WHAT NEEDS TO BE DONE >> Below are entries to be transcribed exactly; exclude the pictures from the copy.

begin

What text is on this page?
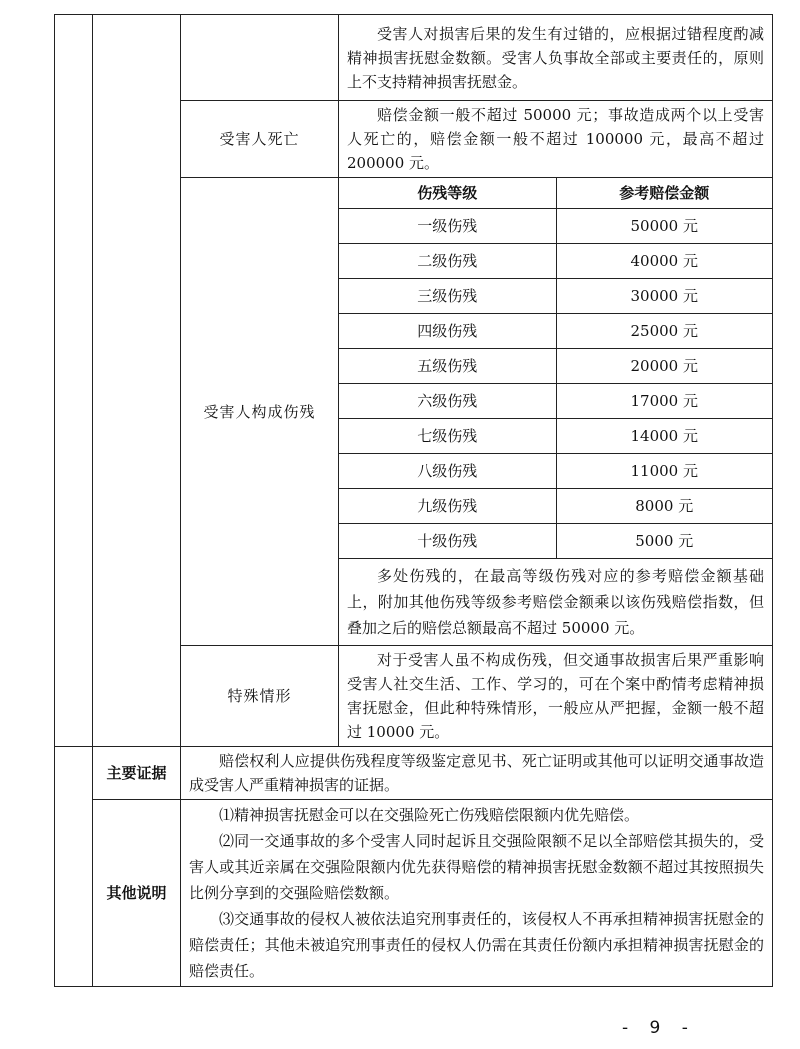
受害人对损害后果的发生有过错的，应根据过错程度酌减精神损害抚慰金数额。受害人负事故全部或主要责任的，原则上不支持精神损害抚慰金。

受害人死亡	
赔偿金额一般不超过 50000 元；事故造成两个以上受害人死亡的，赔偿金额一般不超过 100000 元，最高不超过 200000 元。

受害人构成伤残	
伤残等级	参考赔偿金额
一级伤残	50000 元
二级伤残	40000 元
三级伤残	30000 元
四级伤残	25000 元
五级伤残	20000 元
六级伤残	17000 元
七级伤残	14000 元
八级伤残	11000 元
九级伤残	8000 元
十级伤残	5000 元

多处伤残的，在最高等级伤残对应的参考赔偿金额基础上，附加其他伤残等级参考赔偿金额乘以该伤残赔偿指数，但叠加之后的赔偿总额最高不超过 50000 元。

特殊情形	
对于受害人虽不构成伤残，但交通事故损害后果严重影响受害人社交生活、工作、学习的，可在个案中酌情考虑精神损害抚慰金，但此种特殊情形，一般应从严把握，金额一般不超过 10000 元。

	主要证据	
赔偿权利人应提供伤残程度等级鉴定意见书、死亡证明或其他可以证明交通事故造成受害人严重精神损害的证据。

其他说明	
⑴精神损害抚慰金可以在交强险死亡伤残赔偿限额内优先赔偿。
⑵同一交通事故的多个受害人同时起诉且交强险限额不足以全部赔偿其损失的，受害人或其近亲属在交强险限额内优先获得赔偿的精神损害抚慰金数额不超过其按照损失比例分享到的交强险赔偿数额。
⑶交通事故的侵权人被依法追究刑事责任的，该侵权人不再承担精神损害抚慰金的赔偿责任；其他未被追究刑事责任的侵权人仍需在其责任份额内承担精神损害抚慰金的赔偿责任。
- 9 -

end

FINAL RESULT >>
What text is on this page?
受害人对损害后果的发生有过错的，应根据过错程度酌减精神损害抚慰金数额。受害人负事故全部或主要责任的，原则上不支持精神损害抚慰金。

受害人死亡	
赔偿金额一般不超过 50000 元；事故造成两个以上受害人死亡的，赔偿金额一般不超过 100000 元，最高不超过 200000 元。

受害人构成伤残	
伤残等级	参考赔偿金额
一级伤残	50000 元
二级伤残	40000 元
三级伤残	30000 元
四级伤残	25000 元
五级伤残	20000 元
六级伤残	17000 元
七级伤残	14000 元
八级伤残	11000 元
九级伤残	8000 元
十级伤残	5000 元

多处伤残的，在最高等级伤残对应的参考赔偿金额基础上，附加其他伤残等级参考赔偿金额乘以该伤残赔偿指数，但叠加之后的赔偿总额最高不超过 50000 元。

特殊情形	
对于受害人虽不构成伤残，但交通事故损害后果严重影响受害人社交生活、工作、学习的，可在个案中酌情考虑精神损害抚慰金，但此种特殊情形，一般应从严把握，金额一般不超过 10000 元。

	主要证据	
赔偿权利人应提供伤残程度等级鉴定意见书、死亡证明或其他可以证明交通事故造成受害人严重精神损害的证据。

其他说明	
⑴精神损害抚慰金可以在交强险死亡伤残赔偿限额内优先赔偿。
⑵同一交通事故的多个受害人同时起诉且交强险限额不足以全部赔偿其损失的，受害人或其近亲属在交强险限额内优先获得赔偿的精神损害抚慰金数额不超过其按照损失比例分享到的交强险赔偿数额。
⑶交通事故的侵权人被依法追究刑事责任的，该侵权人不再承担精神损害抚慰金的赔偿责任；其他未被追究刑事责任的侵权人仍需在其责任份额内承担精神损害抚慰金的赔偿责任。
- 9 -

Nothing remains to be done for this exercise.